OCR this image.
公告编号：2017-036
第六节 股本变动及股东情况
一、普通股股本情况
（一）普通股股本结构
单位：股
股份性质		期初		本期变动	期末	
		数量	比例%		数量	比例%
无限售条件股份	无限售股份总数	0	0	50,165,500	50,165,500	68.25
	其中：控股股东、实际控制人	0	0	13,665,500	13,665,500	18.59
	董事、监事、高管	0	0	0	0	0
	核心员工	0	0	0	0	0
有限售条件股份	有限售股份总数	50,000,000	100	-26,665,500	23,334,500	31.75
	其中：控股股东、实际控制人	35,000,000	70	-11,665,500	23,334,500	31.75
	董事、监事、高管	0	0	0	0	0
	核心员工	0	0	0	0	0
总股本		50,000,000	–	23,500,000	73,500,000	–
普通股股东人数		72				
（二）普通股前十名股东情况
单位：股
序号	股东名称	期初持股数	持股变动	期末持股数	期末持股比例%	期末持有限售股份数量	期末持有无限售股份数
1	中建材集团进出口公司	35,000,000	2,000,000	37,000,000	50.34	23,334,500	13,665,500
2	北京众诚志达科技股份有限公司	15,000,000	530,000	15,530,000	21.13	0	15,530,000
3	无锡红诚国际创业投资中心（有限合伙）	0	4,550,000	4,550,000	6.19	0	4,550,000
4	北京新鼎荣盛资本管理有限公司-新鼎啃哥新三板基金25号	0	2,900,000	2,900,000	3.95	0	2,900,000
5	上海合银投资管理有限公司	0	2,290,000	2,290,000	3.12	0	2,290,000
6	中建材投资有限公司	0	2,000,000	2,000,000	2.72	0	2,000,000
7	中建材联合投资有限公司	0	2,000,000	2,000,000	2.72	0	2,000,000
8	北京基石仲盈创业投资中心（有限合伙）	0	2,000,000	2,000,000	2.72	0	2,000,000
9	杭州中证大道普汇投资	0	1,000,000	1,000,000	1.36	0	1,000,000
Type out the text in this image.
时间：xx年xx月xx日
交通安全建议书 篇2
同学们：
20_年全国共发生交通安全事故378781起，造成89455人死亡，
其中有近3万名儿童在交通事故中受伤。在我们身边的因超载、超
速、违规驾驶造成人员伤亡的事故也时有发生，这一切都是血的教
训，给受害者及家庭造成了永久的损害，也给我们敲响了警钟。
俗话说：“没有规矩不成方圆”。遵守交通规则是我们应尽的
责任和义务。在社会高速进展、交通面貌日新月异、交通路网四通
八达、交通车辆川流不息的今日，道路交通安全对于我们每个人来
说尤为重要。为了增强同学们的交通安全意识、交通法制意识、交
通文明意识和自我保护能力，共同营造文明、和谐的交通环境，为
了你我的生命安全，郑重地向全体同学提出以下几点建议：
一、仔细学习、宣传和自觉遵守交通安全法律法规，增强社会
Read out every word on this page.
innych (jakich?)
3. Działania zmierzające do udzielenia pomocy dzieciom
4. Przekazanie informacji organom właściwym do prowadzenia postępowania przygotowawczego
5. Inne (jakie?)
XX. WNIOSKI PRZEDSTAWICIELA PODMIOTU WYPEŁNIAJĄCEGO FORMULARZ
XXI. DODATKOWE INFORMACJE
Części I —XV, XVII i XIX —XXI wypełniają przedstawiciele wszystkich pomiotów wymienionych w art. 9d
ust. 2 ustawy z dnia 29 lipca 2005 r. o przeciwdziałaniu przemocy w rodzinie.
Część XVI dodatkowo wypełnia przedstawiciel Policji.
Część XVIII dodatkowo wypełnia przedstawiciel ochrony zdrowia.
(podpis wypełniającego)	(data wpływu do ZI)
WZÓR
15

· · · ·

Every entry should be printed again exactly as written.

OCR this image.
公告编号：2017-036
第六节 股本变动及股东情况
一、普通股股本情况
（一）普通股股本结构
单位：股
股份性质		期初		本期变动	期末	
		数量	比例%		数量	比例%
无限售条件股份	无限售股份总数	0	0	50,165,500	50,165,500	68.25
	其中：控股股东、实际控制人	0	0	13,665,500	13,665,500	18.59
	董事、监事、高管	0	0	0	0	0
	核心员工	0	0	0	0	0
有限售条件股份	有限售股份总数	50,000,000	100	-26,665,500	23,334,500	31.75
	其中：控股股东、实际控制人	35,000,000	70	-11,665,500	23,334,500	31.75
	董事、监事、高管	0	0	0	0	0
	核心员工	0	0	0	0	0
总股本		50,000,000	–	23,500,000	73,500,000	–
普通股股东人数		72				
（二）普通股前十名股东情况
单位：股
序号	股东名称	期初持股数	持股变动	期末持股数	期末持股比例%	期末持有限售股份数量	期末持有无限售股份数
1	中建材集团进出口公司	35,000,000	2,000,000	37,000,000	50.34	23,334,500	13,665,500
2	北京众诚志达科技股份有限公司	15,000,000	530,000	15,530,000	21.13	0	15,530,000
3	无锡红诚国际创业投资中心（有限合伙）	0	4,550,000	4,550,000	6.19	0	4,550,000
4	北京新鼎荣盛资本管理有限公司-新鼎啃哥新三板基金25号	0	2,900,000	2,900,000	3.95	0	2,900,000
5	上海合银投资管理有限公司	0	2,290,000	2,290,000	3.12	0	2,290,000
6	中建材投资有限公司	0	2,000,000	2,000,000	2.72	0	2,000,000
7	中建材联合投资有限公司	0	2,000,000	2,000,000	2.72	0	2,000,000
8	北京基石仲盈创业投资中心（有限合伙）	0	2,000,000	2,000,000	2.72	0	2,000,000
9	杭州中证大道普汇投资	0	1,000,000	1,000,000	1.36	0	1,000,000
Type out the text in this image.
时间：xx年xx月xx日
交通安全建议书 篇2
同学们：
20_年全国共发生交通安全事故378781起，造成89455人死亡，
其中有近3万名儿童在交通事故中受伤。在我们身边的因超载、超
速、违规驾驶造成人员伤亡的事故也时有发生，这一切都是血的教
训，给受害者及家庭造成了永久的损害，也给我们敲响了警钟。
俗话说：“没有规矩不成方圆”。遵守交通规则是我们应尽的
责任和义务。在社会高速进展、交通面貌日新月异、交通路网四通
八达、交通车辆川流不息的今日，道路交通安全对于我们每个人来
说尤为重要。为了增强同学们的交通安全意识、交通法制意识、交
通文明意识和自我保护能力，共同营造文明、和谐的交通环境，为
了你我的生命安全，郑重地向全体同学提出以下几点建议：
一、仔细学习、宣传和自觉遵守交通安全法律法规，增强社会
Read out every word on this page.
innych (jakich?)
3. Działania zmierzające do udzielenia pomocy dzieciom
4. Przekazanie informacji organom właściwym do prowadzenia postępowania przygotowawczego
5. Inne (jakie?)
XX. WNIOSKI PRZEDSTAWICIELA PODMIOTU WYPEŁNIAJĄCEGO FORMULARZ
XXI. DODATKOWE INFORMACJE
Części I —XV, XVII i XIX —XXI wypełniają przedstawiciele wszystkich pomiotów wymienionych w art. 9d
ust. 2 ustawy z dnia 29 lipca 2005 r. o przeciwdziałaniu przemocy w rodzinie.
Część XVI dodatkowo wypełnia przedstawiciel Policji.
Część XVIII dodatkowo wypełnia przedstawiciel ochrony zdrowia.
(podpis wypełniającego)	(data wpływu do ZI)
WZÓR
15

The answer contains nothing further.